-------- Material provided

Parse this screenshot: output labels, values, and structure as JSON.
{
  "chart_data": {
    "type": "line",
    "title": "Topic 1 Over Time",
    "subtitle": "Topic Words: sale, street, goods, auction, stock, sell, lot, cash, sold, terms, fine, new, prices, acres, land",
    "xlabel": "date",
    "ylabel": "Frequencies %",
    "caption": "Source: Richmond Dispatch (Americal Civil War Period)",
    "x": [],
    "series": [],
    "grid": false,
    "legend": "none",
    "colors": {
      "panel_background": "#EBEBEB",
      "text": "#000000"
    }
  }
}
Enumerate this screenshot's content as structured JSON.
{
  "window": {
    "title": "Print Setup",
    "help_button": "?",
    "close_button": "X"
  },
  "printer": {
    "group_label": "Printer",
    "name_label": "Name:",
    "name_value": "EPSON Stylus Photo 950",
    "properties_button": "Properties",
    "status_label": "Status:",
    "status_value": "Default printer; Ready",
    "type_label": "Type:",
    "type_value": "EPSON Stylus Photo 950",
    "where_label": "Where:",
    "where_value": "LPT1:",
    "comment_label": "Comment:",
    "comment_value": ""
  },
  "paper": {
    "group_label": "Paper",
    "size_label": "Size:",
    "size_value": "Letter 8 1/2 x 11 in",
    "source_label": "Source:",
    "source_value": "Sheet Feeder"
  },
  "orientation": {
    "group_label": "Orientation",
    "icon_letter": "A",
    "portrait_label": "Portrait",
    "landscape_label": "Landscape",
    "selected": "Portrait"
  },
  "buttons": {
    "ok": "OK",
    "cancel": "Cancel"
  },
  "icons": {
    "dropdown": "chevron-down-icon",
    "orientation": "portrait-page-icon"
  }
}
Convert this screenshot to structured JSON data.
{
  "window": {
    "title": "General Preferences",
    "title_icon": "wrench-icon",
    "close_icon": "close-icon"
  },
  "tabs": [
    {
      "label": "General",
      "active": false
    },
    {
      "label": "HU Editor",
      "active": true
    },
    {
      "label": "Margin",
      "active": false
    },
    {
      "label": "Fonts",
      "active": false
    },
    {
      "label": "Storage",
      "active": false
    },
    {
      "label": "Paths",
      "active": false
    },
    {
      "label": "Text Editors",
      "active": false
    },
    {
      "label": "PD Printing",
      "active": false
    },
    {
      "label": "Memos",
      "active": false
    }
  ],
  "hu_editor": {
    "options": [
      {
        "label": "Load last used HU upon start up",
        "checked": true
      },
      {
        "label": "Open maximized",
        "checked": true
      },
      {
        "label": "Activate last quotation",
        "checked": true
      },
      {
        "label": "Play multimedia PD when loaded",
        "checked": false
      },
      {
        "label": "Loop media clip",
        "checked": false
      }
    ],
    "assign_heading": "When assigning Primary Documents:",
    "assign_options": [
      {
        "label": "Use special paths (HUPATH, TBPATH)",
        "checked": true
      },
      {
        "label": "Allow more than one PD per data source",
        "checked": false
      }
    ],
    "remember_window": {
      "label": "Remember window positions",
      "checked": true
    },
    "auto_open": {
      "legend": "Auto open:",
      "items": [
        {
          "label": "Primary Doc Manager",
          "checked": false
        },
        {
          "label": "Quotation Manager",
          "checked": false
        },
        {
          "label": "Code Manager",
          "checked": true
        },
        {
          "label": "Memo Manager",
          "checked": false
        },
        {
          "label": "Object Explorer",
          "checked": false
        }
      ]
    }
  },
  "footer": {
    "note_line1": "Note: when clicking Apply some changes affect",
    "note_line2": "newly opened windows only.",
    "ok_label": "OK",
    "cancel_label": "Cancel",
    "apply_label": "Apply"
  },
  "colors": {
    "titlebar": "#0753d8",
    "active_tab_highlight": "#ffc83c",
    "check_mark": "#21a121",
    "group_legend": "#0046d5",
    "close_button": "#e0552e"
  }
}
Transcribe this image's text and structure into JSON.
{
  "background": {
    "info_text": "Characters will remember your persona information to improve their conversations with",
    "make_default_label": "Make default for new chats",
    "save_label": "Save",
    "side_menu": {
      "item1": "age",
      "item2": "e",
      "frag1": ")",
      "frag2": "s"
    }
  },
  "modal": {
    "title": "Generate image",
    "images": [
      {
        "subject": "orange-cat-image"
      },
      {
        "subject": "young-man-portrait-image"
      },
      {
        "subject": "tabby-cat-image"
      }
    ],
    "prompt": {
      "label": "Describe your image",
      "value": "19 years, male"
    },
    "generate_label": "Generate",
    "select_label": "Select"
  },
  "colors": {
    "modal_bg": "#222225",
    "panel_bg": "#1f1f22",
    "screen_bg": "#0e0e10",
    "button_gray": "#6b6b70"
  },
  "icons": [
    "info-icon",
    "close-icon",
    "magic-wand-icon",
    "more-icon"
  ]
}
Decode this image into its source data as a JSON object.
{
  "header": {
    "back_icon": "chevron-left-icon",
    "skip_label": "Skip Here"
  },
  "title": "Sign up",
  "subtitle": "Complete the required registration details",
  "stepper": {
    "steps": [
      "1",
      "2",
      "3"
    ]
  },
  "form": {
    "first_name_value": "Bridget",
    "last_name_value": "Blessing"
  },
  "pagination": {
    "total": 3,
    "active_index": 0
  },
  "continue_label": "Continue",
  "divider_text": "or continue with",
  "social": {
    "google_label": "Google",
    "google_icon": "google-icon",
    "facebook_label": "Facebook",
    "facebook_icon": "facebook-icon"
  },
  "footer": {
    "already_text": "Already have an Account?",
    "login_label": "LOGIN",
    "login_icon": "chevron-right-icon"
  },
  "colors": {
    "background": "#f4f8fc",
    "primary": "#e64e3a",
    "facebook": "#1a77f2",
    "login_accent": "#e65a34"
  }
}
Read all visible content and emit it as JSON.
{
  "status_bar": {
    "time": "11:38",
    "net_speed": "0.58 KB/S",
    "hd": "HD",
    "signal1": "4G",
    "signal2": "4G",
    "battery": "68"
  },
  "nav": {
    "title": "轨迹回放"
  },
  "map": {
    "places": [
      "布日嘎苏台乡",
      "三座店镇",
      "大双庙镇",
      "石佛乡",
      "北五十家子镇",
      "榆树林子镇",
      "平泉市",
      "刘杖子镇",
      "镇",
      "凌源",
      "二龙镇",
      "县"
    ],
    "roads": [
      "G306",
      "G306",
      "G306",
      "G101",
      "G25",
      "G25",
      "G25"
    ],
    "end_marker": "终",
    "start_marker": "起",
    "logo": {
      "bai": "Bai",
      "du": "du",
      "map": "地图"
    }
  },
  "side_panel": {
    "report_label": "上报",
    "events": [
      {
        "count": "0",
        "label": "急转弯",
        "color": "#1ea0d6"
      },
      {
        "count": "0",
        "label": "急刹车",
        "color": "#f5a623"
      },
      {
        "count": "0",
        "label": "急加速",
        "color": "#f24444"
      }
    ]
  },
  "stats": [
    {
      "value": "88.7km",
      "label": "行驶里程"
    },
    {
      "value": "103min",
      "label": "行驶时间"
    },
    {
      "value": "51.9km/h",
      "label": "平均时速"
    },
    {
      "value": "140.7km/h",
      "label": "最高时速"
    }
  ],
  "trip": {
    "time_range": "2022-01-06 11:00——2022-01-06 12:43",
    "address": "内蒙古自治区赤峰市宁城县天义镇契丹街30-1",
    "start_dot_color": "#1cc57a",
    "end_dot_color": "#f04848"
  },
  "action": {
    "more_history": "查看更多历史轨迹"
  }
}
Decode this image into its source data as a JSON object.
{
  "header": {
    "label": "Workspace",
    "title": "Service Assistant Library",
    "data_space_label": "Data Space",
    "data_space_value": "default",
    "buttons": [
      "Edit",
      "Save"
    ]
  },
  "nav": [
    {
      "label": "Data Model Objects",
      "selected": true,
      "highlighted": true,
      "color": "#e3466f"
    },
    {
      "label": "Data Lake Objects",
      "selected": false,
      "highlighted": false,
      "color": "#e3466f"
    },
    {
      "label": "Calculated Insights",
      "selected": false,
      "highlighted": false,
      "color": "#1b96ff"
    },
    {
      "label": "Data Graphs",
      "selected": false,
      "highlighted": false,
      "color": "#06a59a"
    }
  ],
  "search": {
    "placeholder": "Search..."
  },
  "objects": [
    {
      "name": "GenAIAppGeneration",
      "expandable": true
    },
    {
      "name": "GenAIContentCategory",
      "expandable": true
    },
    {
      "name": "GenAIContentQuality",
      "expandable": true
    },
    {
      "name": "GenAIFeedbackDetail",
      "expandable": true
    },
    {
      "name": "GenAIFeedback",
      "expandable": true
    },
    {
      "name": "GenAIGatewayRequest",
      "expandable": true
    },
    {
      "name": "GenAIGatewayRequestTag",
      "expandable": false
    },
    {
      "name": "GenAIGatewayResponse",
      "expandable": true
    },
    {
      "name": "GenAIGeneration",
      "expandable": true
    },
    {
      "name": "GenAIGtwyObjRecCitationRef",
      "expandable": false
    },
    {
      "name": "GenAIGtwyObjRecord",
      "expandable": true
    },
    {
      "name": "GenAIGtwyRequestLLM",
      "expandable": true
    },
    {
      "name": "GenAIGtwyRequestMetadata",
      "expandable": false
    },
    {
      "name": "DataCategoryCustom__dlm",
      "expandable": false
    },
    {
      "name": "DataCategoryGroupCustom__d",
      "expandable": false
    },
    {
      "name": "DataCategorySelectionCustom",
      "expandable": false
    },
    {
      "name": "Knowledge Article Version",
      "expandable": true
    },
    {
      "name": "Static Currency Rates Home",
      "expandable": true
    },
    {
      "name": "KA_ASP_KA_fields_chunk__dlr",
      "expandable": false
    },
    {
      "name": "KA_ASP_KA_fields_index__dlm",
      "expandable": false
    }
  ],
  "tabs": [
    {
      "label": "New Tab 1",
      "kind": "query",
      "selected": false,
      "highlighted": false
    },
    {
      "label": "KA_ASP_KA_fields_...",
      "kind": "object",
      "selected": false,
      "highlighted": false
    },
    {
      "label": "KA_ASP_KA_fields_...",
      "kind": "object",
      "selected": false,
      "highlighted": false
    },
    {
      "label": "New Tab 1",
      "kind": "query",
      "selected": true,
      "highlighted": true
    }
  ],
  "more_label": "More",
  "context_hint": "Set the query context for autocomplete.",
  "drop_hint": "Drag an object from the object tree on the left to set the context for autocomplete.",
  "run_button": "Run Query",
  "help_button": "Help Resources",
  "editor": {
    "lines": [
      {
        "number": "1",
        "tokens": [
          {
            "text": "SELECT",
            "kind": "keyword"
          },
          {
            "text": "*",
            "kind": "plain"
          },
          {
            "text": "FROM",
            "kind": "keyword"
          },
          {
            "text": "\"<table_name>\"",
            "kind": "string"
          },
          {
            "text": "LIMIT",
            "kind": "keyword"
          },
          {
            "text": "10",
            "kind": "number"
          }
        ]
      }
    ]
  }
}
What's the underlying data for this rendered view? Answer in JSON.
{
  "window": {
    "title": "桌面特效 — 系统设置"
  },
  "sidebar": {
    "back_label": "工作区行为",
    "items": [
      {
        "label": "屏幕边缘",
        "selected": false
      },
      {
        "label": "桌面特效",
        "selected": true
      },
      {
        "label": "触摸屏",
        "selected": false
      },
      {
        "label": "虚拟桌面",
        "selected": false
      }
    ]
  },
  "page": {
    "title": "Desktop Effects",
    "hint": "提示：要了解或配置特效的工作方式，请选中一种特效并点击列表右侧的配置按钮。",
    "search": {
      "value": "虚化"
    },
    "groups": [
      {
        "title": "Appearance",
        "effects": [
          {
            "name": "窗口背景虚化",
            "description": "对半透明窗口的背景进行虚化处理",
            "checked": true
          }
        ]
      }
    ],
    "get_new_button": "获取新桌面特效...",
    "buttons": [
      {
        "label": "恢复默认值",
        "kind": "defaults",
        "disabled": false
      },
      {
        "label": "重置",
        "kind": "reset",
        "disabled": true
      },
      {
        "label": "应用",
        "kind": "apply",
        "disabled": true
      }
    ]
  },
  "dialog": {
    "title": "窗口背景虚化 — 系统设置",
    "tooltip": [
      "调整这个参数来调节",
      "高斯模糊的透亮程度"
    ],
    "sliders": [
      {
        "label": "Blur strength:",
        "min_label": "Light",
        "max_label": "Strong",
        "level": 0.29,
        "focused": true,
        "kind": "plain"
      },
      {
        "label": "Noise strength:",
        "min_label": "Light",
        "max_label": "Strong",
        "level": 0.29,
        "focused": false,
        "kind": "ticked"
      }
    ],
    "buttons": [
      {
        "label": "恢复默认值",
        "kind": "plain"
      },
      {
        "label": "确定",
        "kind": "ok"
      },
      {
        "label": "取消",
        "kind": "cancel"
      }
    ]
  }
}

----------------

[Written task]: Gather each line holding the string "page".

[In response]:
    "orientation": "portrait-page-icon"
  "page": {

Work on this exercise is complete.